REQUIRED TASK: Check every line of the material below for the string "ylabel", and return the ones that have it.

DATASET RECORDS:
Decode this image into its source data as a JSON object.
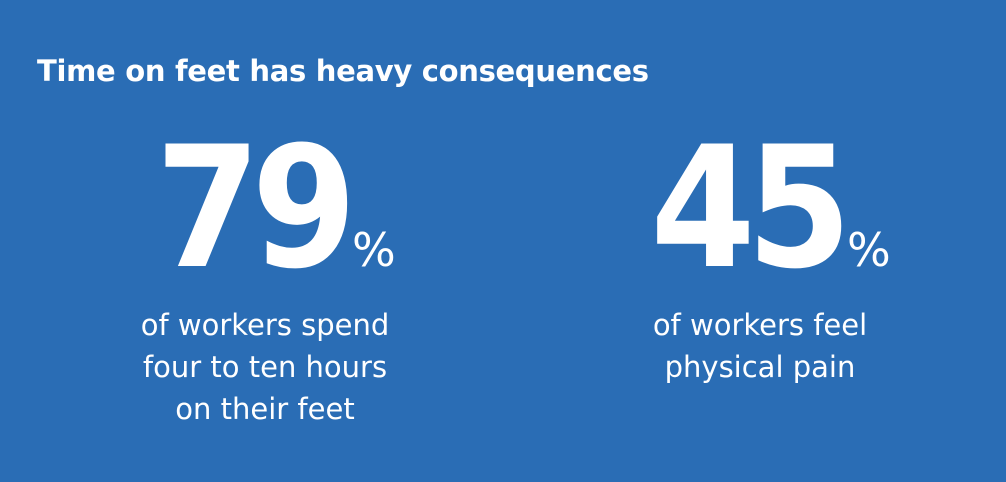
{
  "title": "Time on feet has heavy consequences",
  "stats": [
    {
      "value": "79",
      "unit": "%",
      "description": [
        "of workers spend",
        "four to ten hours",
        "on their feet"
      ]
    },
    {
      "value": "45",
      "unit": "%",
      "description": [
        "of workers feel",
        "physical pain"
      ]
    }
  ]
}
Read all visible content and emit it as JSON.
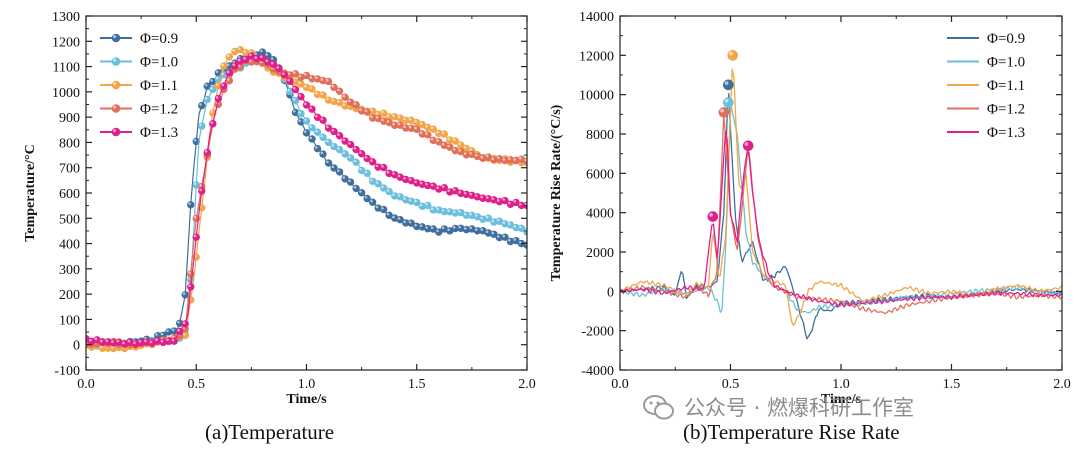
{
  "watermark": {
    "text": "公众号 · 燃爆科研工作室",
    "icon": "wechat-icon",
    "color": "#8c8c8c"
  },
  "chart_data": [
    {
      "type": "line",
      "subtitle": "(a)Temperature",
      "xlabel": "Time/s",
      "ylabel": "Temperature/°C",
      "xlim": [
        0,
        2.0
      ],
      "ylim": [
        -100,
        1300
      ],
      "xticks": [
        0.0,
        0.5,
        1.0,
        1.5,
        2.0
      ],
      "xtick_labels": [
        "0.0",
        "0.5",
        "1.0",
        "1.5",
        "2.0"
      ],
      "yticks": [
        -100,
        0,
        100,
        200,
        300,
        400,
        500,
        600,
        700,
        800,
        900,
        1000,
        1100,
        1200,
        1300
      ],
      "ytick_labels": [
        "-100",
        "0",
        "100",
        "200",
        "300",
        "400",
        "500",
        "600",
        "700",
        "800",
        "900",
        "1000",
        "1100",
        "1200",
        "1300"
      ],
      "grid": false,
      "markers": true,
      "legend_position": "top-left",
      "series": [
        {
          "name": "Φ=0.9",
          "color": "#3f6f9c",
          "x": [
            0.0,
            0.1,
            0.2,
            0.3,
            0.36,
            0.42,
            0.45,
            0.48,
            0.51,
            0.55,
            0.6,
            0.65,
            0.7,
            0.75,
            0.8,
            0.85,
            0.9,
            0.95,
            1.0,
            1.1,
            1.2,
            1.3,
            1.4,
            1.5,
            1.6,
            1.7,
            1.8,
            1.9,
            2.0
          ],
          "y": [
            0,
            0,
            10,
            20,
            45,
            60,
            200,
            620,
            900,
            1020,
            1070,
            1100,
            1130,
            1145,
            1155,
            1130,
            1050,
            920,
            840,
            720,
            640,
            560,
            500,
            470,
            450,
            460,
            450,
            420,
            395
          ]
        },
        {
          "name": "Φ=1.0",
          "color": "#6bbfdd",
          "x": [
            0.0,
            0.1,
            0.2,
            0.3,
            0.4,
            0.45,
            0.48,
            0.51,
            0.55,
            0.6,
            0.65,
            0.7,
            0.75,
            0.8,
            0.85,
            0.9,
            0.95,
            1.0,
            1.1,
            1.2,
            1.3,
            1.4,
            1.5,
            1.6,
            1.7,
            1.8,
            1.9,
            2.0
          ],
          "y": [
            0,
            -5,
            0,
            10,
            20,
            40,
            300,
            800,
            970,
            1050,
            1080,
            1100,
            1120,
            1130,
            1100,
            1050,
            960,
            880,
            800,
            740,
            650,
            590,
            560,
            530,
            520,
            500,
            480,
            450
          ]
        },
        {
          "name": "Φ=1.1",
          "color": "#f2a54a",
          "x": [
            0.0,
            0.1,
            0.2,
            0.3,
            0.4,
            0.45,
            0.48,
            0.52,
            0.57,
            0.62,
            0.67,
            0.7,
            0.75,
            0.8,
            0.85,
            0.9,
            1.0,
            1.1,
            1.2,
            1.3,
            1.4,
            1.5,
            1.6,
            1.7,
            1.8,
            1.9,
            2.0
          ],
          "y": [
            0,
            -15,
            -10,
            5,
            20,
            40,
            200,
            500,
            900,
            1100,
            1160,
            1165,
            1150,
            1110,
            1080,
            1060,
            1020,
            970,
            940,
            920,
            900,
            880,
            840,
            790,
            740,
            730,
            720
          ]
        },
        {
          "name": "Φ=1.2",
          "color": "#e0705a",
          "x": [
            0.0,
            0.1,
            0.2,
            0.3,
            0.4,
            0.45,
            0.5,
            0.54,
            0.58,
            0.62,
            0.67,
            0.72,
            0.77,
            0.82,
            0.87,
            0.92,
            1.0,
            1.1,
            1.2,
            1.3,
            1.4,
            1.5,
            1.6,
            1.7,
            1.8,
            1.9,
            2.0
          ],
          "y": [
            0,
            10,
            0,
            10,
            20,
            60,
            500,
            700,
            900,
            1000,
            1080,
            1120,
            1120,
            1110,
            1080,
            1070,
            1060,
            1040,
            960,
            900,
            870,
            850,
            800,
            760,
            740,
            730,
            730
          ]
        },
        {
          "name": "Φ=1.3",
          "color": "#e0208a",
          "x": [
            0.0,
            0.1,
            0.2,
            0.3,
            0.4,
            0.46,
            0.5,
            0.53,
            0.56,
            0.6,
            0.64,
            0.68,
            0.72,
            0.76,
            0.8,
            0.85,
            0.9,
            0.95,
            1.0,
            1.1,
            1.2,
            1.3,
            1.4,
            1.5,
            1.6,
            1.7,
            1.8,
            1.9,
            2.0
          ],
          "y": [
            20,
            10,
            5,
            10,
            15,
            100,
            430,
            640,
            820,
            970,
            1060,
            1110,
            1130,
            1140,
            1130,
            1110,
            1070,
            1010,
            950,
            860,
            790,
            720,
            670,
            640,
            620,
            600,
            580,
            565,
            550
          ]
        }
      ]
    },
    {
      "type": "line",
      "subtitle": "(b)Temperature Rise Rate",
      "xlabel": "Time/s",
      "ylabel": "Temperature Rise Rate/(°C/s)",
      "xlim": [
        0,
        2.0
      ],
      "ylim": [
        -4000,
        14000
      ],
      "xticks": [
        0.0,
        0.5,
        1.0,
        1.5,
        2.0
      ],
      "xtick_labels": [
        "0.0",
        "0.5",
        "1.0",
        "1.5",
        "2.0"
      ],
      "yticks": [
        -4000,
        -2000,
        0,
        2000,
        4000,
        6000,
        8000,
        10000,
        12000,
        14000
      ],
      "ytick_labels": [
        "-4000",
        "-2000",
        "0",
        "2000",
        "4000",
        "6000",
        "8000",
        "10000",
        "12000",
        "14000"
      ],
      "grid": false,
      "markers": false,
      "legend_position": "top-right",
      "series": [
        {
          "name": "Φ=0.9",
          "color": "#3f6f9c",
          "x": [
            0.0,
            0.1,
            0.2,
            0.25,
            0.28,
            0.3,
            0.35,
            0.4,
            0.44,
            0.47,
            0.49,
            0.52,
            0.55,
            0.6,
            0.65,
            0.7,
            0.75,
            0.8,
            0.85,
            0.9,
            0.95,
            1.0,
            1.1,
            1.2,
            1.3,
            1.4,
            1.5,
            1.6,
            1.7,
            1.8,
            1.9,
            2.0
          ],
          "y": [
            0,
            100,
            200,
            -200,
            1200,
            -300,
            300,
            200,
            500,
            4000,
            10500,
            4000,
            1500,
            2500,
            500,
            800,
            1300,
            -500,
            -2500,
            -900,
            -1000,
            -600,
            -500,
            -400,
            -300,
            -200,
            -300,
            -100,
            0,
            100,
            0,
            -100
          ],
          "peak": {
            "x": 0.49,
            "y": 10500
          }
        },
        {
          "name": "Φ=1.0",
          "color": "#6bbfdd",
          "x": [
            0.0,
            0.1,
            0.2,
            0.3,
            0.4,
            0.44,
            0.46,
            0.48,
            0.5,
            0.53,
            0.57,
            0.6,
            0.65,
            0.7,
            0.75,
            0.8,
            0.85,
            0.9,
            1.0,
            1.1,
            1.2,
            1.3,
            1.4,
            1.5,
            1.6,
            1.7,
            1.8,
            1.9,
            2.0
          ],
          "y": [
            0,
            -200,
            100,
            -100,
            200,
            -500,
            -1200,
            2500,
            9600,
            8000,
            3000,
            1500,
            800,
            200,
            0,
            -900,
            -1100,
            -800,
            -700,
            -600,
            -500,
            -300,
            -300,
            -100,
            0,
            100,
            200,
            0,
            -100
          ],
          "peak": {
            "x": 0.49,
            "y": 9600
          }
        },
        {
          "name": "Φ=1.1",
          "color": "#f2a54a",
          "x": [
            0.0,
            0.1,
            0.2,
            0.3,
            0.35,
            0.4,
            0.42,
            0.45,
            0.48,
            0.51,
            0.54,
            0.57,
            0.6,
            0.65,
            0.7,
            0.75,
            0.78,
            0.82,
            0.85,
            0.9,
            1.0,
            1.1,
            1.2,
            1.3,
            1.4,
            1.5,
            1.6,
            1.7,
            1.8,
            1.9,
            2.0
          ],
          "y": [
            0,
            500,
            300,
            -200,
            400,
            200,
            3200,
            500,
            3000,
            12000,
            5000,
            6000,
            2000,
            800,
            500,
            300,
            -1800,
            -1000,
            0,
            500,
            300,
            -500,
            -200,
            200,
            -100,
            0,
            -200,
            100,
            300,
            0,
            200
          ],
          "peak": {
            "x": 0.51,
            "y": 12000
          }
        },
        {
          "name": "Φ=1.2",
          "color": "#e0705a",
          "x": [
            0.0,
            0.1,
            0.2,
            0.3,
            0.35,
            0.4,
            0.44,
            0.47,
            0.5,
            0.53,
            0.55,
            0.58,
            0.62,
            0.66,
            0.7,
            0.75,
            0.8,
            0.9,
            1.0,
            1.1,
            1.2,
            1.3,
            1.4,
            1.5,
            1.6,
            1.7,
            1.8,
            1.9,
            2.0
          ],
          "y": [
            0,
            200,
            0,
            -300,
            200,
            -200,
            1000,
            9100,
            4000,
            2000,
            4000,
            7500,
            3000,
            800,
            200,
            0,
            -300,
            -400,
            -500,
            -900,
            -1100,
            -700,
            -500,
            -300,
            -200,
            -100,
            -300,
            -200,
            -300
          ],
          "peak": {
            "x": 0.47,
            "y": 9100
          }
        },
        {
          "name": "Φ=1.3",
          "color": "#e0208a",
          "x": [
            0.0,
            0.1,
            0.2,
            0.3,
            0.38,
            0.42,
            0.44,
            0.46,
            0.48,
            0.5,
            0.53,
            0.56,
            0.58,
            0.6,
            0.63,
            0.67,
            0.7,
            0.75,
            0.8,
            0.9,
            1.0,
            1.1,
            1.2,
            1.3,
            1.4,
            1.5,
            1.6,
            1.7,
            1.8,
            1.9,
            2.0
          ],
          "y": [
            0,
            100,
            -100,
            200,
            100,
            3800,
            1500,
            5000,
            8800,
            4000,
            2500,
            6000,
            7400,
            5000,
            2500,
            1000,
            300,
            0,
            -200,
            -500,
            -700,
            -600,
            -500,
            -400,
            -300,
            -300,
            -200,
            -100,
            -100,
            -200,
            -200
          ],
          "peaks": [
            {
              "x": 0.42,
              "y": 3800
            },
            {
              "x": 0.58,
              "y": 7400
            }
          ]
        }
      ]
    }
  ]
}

--

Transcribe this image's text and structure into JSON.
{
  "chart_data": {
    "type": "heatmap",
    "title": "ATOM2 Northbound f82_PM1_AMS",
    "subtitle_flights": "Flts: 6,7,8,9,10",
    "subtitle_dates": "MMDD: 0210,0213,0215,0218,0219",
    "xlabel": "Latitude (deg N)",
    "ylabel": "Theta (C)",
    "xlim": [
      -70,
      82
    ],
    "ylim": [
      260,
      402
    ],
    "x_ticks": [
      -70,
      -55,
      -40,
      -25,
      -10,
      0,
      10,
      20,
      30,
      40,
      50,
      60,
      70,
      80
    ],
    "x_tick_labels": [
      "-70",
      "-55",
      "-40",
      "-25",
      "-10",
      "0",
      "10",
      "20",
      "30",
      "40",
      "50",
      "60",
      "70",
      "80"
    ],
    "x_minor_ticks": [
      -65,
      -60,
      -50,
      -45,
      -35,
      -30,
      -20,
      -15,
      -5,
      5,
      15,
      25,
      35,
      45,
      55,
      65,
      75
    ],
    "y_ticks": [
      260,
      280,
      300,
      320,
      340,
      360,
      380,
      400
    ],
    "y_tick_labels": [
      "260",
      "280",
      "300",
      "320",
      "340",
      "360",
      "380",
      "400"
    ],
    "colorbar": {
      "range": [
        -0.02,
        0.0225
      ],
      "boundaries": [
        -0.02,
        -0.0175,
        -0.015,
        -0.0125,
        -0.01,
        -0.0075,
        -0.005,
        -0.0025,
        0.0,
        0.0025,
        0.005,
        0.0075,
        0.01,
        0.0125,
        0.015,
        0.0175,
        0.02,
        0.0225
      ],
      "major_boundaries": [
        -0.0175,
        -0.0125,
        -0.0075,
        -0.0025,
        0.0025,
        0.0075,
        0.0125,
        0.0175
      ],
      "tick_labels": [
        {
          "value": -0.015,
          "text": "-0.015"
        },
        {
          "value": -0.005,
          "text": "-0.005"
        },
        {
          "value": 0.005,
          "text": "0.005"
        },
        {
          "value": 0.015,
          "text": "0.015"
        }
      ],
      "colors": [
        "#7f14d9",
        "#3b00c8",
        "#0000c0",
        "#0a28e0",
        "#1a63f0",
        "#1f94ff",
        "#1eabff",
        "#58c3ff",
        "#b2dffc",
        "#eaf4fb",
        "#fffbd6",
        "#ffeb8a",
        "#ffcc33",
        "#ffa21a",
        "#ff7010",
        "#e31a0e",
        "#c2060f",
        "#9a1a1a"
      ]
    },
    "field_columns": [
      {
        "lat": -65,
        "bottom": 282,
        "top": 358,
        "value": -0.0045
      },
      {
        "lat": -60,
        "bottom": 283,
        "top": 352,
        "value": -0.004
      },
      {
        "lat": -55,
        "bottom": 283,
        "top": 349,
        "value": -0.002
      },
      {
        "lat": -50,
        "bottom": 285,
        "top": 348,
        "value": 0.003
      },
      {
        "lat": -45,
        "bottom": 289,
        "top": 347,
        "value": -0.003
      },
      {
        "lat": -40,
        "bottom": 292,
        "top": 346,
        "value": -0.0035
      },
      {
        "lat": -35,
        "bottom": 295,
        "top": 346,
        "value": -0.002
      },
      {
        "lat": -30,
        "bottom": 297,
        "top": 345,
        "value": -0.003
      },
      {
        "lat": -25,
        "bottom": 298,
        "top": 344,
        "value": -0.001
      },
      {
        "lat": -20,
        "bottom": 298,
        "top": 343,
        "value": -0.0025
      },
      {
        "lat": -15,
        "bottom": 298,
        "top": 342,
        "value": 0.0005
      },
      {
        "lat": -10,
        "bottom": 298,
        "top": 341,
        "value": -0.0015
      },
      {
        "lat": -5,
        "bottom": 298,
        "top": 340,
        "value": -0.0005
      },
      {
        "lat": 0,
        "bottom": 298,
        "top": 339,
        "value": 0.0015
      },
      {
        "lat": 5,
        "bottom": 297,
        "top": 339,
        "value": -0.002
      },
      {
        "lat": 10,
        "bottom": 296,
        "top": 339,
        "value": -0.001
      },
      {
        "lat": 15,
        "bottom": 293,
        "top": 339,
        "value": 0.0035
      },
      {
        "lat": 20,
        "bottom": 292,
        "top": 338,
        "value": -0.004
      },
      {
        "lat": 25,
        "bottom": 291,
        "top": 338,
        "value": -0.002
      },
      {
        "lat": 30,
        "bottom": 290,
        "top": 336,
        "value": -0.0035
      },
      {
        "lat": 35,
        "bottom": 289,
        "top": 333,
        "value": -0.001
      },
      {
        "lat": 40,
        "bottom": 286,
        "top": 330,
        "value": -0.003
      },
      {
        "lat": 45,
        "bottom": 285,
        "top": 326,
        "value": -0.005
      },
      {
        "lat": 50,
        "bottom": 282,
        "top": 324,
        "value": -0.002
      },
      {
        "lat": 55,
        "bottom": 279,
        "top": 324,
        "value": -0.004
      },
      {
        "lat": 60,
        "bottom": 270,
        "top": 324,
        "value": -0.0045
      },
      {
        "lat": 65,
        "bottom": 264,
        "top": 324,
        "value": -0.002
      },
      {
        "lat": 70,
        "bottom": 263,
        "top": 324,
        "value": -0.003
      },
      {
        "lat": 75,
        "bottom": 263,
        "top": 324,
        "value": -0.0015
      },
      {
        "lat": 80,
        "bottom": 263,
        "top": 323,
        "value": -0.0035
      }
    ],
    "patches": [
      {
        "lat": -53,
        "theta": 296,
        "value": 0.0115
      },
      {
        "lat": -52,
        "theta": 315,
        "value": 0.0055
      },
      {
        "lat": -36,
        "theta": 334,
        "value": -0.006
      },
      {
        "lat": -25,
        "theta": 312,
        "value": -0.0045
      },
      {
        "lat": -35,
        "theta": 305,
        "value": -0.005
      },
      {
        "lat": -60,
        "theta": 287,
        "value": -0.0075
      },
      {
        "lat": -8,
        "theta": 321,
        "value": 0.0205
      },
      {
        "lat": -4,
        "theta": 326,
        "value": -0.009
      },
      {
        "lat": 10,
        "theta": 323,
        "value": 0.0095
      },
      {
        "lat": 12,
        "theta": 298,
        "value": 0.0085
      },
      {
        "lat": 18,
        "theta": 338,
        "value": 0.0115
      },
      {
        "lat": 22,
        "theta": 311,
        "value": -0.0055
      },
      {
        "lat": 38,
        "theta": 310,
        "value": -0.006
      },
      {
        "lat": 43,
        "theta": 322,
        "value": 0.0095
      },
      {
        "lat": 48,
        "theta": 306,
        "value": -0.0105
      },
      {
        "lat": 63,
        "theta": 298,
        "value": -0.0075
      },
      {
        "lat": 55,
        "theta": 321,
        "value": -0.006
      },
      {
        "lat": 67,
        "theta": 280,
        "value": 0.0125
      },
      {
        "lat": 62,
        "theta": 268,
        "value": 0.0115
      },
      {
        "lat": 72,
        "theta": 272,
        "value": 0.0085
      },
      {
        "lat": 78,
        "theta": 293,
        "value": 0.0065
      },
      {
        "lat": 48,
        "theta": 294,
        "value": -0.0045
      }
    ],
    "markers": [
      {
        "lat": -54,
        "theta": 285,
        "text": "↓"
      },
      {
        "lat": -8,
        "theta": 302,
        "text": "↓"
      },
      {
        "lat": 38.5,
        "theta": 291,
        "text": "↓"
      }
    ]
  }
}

PROBLEM SOLUTION:
      "ylabel": "Temperature/°C",
      "ylabel": "Temperature Rise Rate/(°C/s)",
    "ylabel": "Theta (C)",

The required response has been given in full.